● **Work required**: In the entries below, find every line with "your" and copy it.

— begin —

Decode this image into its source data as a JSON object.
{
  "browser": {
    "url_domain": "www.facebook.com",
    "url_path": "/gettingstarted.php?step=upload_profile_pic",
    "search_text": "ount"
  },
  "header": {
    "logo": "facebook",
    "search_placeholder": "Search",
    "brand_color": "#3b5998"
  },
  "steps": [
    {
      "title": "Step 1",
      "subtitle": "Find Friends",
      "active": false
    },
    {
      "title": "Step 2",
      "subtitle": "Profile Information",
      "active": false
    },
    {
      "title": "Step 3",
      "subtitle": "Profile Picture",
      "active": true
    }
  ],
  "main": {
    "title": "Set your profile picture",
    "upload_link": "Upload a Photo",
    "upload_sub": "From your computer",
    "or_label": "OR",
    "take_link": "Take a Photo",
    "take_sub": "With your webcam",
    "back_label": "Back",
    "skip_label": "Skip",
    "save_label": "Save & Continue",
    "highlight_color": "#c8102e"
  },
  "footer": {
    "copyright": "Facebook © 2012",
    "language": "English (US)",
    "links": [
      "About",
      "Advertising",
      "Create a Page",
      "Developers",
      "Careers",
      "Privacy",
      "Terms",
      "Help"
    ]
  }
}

— end —

● **Solution for this problem**:
    "title": "Set your profile picture",
    "upload_sub": "From your computer",
    "take_sub": "With your webcam",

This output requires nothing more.